Written instruction> Print all records exactly, leaving nothing out.

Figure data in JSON
·····
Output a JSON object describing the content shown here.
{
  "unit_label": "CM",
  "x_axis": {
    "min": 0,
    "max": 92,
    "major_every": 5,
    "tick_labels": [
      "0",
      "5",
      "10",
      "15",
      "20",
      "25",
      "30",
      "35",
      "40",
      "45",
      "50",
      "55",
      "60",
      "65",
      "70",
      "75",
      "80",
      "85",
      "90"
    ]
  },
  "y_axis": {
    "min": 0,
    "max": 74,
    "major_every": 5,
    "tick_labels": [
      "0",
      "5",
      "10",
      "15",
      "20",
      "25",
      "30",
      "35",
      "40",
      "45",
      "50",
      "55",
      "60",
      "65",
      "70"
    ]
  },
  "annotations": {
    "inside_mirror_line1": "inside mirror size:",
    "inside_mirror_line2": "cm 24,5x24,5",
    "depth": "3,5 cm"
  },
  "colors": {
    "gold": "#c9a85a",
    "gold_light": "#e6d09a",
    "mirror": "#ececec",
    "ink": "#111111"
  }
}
·····
Solution below>
Output a JSON object describing the content shown here.
{
  "unit_label": "CM",
  "x_axis": {
    "min": 0,
    "max": 92,
    "major_every": 5,
    "tick_labels": [
      "0",
      "5",
      "10",
      "15",
      "20",
      "25",
      "30",
      "35",
      "40",
      "45",
      "50",
      "55",
      "60",
      "65",
      "70",
      "75",
      "80",
      "85",
      "90"
    ]
  },
  "y_axis": {
    "min": 0,
    "max": 74,
    "major_every": 5,
    "tick_labels": [
      "0",
      "5",
      "10",
      "15",
      "20",
      "25",
      "30",
      "35",
      "40",
      "45",
      "50",
      "55",
      "60",
      "65",
      "70"
    ]
  },
  "annotations": {
    "inside_mirror_line1": "inside mirror size:",
    "inside_mirror_line2": "cm 24,5x24,5",
    "depth": "3,5 cm"
  },
  "colors": {
    "gold": "#c9a85a",
    "gold_light": "#e6d09a",
    "mirror": "#ececec",
    "ink": "#111111"
  }
}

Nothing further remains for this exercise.